Aim of the task:
List each line of the data that holds the word "title".

######

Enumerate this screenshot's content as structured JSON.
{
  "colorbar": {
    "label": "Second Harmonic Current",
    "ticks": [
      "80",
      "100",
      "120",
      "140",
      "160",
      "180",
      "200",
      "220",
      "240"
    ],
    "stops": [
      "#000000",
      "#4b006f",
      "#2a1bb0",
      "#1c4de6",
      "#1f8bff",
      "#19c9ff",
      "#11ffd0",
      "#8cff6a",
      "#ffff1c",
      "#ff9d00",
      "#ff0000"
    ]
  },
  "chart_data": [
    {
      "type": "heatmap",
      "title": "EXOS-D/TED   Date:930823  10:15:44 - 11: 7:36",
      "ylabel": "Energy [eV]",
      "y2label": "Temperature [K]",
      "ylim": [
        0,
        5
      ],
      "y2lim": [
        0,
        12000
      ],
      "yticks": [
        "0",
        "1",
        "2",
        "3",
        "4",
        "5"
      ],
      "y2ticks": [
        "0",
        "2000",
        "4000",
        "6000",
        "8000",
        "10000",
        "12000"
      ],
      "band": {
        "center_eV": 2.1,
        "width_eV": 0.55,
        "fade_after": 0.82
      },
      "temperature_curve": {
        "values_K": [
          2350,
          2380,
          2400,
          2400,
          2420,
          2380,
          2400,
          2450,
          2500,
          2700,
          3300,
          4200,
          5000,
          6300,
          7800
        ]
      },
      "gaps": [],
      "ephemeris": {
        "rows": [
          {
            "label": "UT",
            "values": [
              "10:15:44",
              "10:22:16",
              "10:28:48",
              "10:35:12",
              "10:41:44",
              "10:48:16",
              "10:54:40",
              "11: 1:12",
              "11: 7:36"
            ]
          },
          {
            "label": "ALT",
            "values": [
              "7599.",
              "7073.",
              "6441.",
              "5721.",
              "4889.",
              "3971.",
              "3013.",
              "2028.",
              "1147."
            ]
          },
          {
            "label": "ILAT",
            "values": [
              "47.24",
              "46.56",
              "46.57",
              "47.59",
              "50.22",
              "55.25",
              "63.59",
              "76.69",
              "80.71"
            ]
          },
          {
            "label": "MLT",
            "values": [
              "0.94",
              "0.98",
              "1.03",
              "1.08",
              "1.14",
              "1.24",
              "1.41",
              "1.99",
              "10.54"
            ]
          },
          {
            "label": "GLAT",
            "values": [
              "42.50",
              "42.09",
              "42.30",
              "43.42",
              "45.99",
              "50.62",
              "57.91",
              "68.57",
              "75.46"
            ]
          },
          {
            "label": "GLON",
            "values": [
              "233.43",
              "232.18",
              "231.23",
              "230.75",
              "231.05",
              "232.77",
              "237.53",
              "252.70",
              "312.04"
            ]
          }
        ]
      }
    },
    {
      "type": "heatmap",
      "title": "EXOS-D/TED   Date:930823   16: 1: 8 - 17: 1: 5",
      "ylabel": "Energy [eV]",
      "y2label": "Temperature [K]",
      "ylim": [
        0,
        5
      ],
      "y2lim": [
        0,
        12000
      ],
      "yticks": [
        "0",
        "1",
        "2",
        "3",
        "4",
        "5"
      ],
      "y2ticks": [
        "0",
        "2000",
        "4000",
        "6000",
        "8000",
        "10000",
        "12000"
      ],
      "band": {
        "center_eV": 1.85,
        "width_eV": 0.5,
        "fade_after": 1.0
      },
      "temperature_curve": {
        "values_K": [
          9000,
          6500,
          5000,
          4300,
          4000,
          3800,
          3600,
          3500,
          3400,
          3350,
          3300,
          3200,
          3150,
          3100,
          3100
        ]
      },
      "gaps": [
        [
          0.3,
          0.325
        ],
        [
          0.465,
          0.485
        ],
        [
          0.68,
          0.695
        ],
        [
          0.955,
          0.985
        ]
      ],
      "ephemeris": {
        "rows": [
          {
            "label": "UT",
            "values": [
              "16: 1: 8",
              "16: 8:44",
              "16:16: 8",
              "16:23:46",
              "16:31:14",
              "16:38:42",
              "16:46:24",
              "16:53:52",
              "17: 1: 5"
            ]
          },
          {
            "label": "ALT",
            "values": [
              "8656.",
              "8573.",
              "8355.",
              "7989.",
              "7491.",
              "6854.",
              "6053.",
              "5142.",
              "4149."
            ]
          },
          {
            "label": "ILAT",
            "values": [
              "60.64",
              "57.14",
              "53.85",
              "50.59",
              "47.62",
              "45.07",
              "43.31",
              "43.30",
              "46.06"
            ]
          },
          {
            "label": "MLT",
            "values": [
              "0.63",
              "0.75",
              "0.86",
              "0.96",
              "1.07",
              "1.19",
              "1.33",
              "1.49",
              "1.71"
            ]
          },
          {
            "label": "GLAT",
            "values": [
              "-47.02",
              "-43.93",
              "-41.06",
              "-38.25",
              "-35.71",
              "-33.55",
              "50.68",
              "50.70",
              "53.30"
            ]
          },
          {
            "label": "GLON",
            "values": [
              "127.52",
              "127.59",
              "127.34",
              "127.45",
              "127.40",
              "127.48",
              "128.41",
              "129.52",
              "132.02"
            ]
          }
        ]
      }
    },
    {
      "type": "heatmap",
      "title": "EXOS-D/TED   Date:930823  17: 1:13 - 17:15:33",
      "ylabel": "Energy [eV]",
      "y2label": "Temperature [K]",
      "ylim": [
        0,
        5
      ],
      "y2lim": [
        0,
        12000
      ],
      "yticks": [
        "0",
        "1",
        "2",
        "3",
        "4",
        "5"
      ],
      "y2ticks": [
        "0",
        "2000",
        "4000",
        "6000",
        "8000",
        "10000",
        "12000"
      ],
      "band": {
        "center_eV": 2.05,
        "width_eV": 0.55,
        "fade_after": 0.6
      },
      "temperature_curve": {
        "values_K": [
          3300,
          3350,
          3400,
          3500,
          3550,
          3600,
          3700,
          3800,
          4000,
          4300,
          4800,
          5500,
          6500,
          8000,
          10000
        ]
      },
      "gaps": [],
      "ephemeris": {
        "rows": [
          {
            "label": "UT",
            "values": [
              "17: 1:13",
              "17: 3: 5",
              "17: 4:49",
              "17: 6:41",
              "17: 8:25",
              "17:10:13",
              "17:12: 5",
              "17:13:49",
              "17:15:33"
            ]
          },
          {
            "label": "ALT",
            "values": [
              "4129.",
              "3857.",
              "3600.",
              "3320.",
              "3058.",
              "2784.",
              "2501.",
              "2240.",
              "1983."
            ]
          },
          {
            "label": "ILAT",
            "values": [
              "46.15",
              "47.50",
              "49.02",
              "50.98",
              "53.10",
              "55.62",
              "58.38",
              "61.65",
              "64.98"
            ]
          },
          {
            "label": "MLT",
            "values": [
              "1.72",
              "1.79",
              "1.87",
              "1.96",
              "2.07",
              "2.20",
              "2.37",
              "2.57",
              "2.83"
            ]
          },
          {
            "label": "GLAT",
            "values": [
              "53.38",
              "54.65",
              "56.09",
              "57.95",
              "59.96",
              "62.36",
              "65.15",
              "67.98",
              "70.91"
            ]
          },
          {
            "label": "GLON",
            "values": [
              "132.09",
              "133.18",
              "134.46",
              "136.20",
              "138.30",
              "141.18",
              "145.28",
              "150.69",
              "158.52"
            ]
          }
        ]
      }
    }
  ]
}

######

Response to this task:
      "title": "EXOS-D/TED   Date:930823  10:15:44 - 11: 7:36",
      "title": "EXOS-D/TED   Date:930823   16: 1: 8 - 17: 1: 5",
      "title": "EXOS-D/TED   Date:930823  17: 1:13 - 17:15:33",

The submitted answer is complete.